> **Task details**: Report only how many lines hold the word "Вокзальная".

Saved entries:
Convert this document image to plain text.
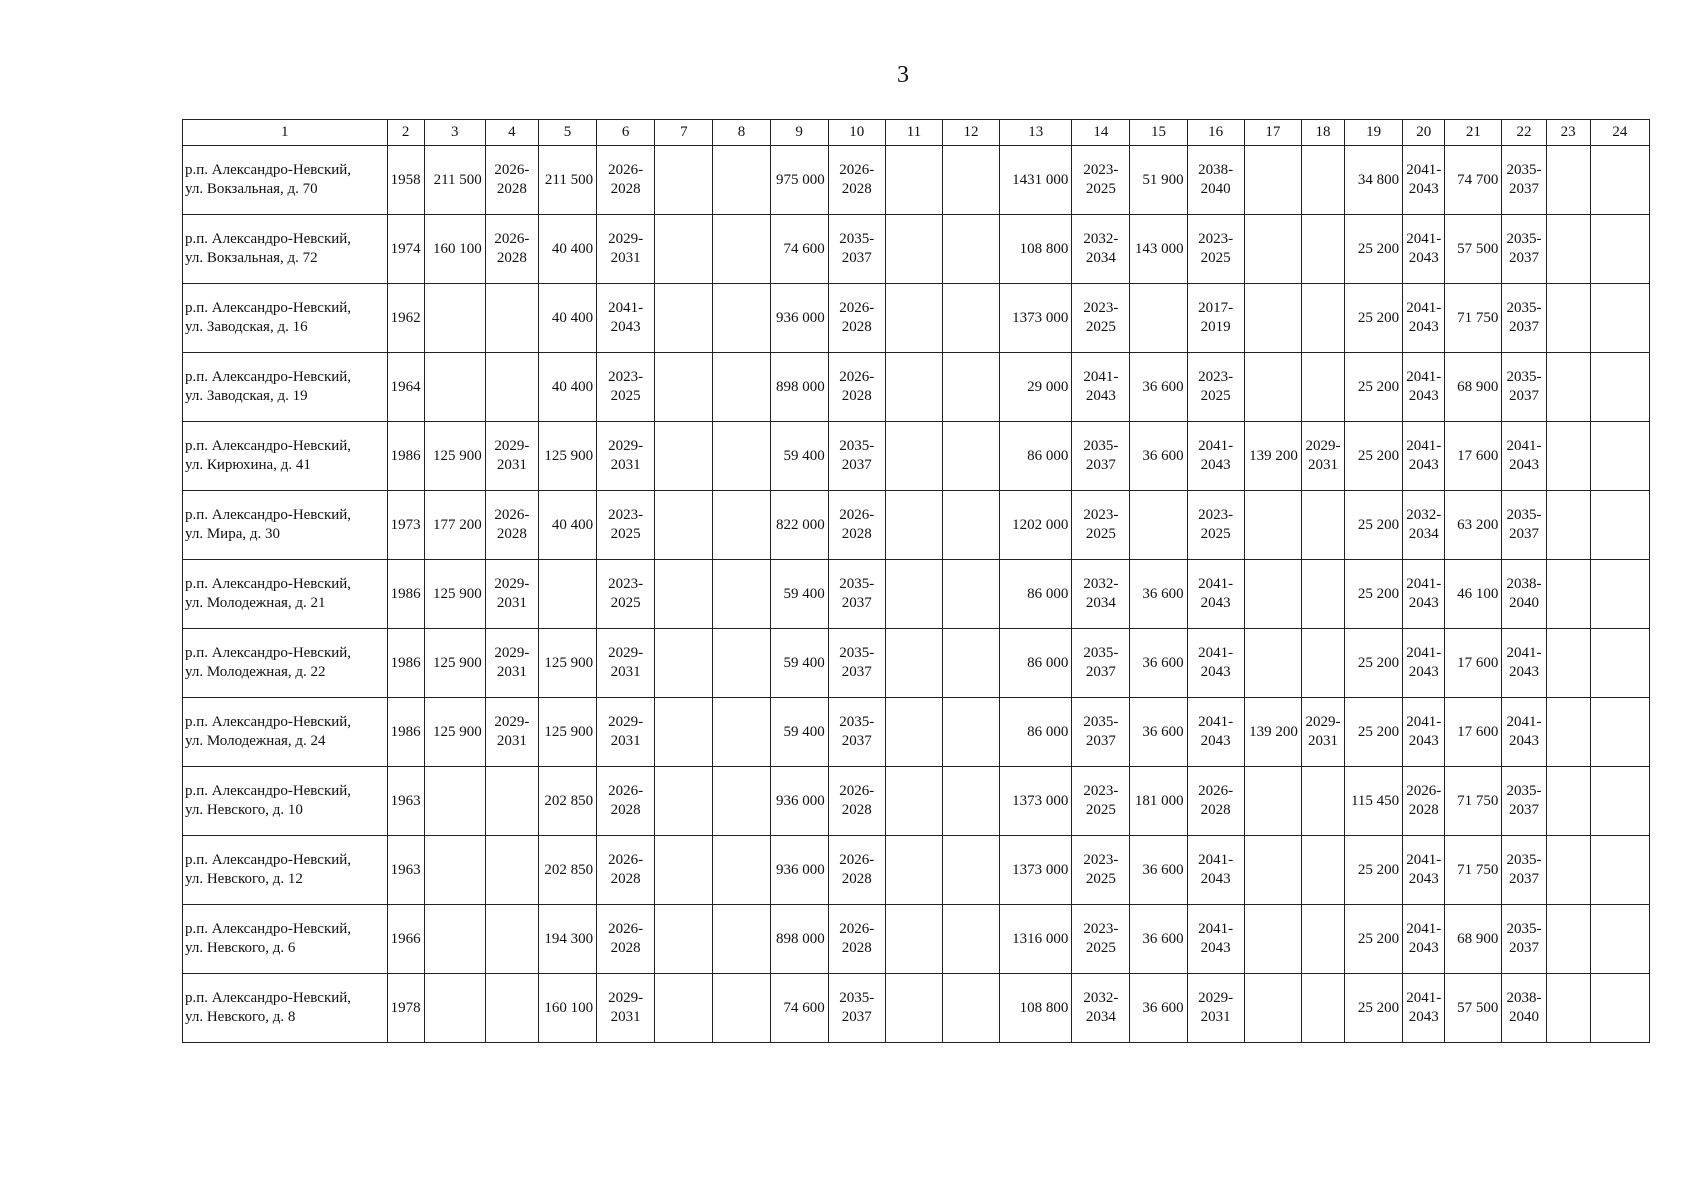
3
1	2	3	4	5	6	7	8	9	10	11	12	13	14	15	16	17	18	19	20	21	22	23	24
р.п. Александро-Невский,
ул. Вокзальная, д. 70	1958	211 500	2026-
2028	211 500	2026-
2028			975 000	2026-
2028			1431 000	2023-
2025	51 900	2038-
2040			34 800	2041-
2043	74 700	2035-
2037		

р.п. Александро-Невский,
ул. Вокзальная, д. 72	1974	160 100	2026-
2028	40 400	2029-
2031			74 600	2035-
2037			108 800	2032-
2034	143 000	2023-
2025			25 200	2041-
2043	57 500	2035-
2037		

р.п. Александро-Невский,
ул. Заводская, д. 16	1962			40 400	2041-
2043			936 000	2026-
2028			1373 000	2023-
2025		2017-
2019			25 200	2041-
2043	71 750	2035-
2037		

р.п. Александро-Невский,
ул. Заводская, д. 19	1964			40 400	2023-
2025			898 000	2026-
2028			29 000	2041-
2043	36 600	2023-
2025			25 200	2041-
2043	68 900	2035-
2037		

р.п. Александро-Невский,
ул. Кирюхина, д. 41	1986	125 900	2029-
2031	125 900	2029-
2031			59 400	2035-
2037			86 000	2035-
2037	36 600	2041-
2043	139 200	2029-
2031	25 200	2041-
2043	17 600	2041-
2043		

р.п. Александро-Невский,
ул. Мира, д. 30	1973	177 200	2026-
2028	40 400	2023-
2025			822 000	2026-
2028			1202 000	2023-
2025		2023-
2025			25 200	2032-
2034	63 200	2035-
2037		

р.п. Александро-Невский,
ул. Молодежная, д. 21	1986	125 900	2029-
2031		2023-
2025			59 400	2035-
2037			86 000	2032-
2034	36 600	2041-
2043			25 200	2041-
2043	46 100	2038-
2040		

р.п. Александро-Невский,
ул. Молодежная, д. 22	1986	125 900	2029-
2031	125 900	2029-
2031			59 400	2035-
2037			86 000	2035-
2037	36 600	2041-
2043			25 200	2041-
2043	17 600	2041-
2043		

р.п. Александро-Невский,
ул. Молодежная, д. 24	1986	125 900	2029-
2031	125 900	2029-
2031			59 400	2035-
2037			86 000	2035-
2037	36 600	2041-
2043	139 200	2029-
2031	25 200	2041-
2043	17 600	2041-
2043		

р.п. Александро-Невский,
ул. Невского, д. 10	1963			202 850	2026-
2028			936 000	2026-
2028			1373 000	2023-
2025	181 000	2026-
2028			115 450	2026-
2028	71 750	2035-
2037		

р.п. Александро-Невский,
ул. Невского, д. 12	1963			202 850	2026-
2028			936 000	2026-
2028			1373 000	2023-
2025	36 600	2041-
2043			25 200	2041-
2043	71 750	2035-
2037		

р.п. Александро-Невский,
ул. Невского, д. 6	1966			194 300	2026-
2028			898 000	2026-
2028			1316 000	2023-
2025	36 600	2041-
2043			25 200	2041-
2043	68 900	2035-
2037		

р.п. Александро-Невский,
ул. Невского, д. 8	1978			160 100	2029-
2031			74 600	2035-
2037			108 800	2032-
2034	36 600	2029-
2031			25 200	2041-
2043	57 500	2038-
2040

> **Complete answer**: 2